Find each line with the word "time" in it, then give the total alone.

Stored data
--
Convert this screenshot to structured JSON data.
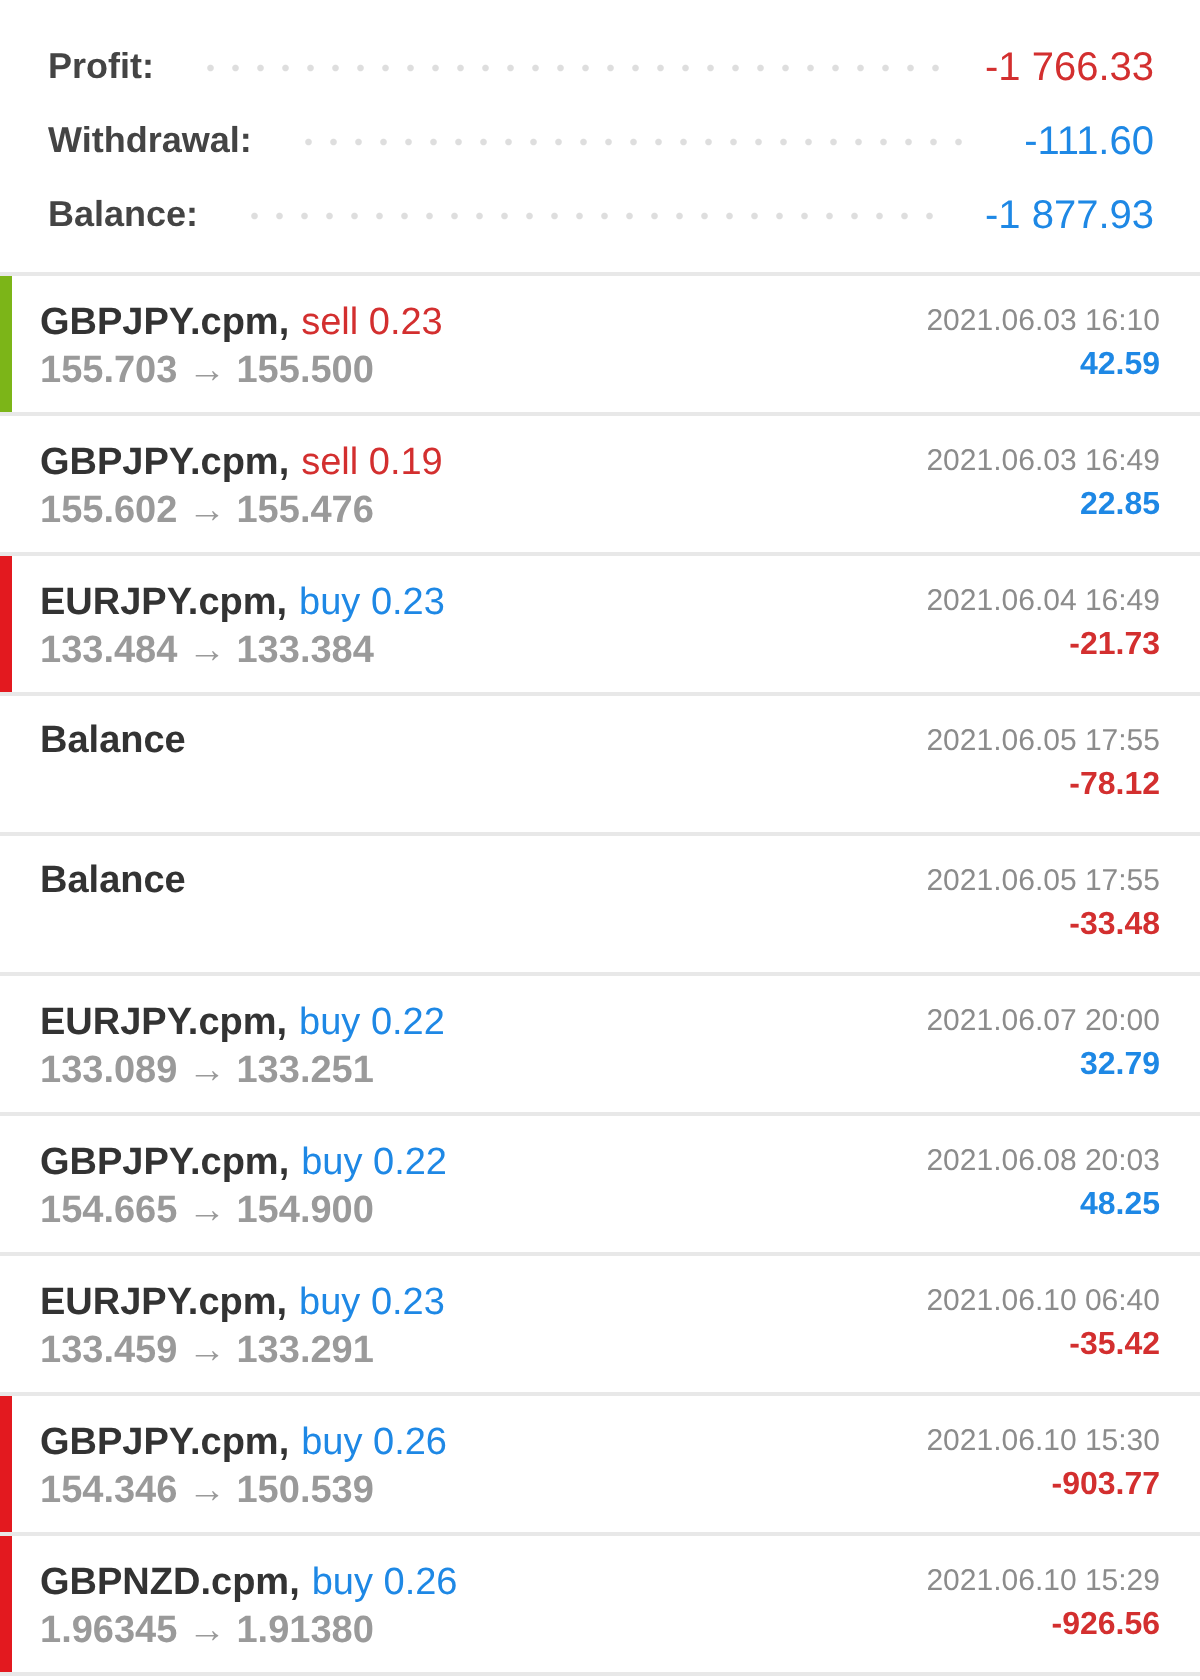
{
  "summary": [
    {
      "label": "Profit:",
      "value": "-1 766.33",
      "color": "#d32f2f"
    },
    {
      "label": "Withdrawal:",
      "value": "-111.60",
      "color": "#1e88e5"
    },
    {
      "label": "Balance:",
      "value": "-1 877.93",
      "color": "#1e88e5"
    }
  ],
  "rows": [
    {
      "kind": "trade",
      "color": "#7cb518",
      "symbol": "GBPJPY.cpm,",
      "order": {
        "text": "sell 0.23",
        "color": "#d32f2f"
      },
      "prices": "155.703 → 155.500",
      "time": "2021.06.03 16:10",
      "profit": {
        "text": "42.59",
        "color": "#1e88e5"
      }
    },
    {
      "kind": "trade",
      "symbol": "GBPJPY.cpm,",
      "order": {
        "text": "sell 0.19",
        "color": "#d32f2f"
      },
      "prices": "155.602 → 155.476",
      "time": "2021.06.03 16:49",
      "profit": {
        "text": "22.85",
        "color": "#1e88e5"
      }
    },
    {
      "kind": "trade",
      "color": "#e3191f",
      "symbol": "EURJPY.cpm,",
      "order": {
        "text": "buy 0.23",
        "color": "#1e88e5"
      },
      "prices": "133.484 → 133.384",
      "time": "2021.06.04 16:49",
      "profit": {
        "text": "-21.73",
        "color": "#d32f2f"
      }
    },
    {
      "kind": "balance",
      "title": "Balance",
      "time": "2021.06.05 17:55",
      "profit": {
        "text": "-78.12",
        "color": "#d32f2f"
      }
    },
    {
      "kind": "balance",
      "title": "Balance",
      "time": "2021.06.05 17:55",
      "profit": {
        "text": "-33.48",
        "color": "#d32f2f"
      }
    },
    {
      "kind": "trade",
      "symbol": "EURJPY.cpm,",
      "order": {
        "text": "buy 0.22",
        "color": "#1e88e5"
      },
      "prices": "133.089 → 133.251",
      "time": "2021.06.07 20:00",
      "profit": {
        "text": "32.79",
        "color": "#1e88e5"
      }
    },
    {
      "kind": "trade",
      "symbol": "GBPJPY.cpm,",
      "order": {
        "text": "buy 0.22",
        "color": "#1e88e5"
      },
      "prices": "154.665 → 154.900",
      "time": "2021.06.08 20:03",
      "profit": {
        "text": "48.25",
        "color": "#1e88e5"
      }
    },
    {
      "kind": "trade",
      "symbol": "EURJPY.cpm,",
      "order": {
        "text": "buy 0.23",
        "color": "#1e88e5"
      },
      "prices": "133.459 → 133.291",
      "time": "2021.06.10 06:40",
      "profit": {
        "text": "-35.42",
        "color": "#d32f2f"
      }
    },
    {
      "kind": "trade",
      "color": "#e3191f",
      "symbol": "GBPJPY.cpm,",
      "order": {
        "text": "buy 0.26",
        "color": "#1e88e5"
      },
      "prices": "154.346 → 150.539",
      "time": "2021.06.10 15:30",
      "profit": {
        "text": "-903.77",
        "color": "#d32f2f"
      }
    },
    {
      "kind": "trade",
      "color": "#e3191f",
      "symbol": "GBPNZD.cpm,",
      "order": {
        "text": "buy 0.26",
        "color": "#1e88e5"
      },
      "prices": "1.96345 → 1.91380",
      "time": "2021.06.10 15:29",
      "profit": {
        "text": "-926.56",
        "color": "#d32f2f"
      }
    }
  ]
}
--
SOLUTION FOR THIS EXERCISE: 10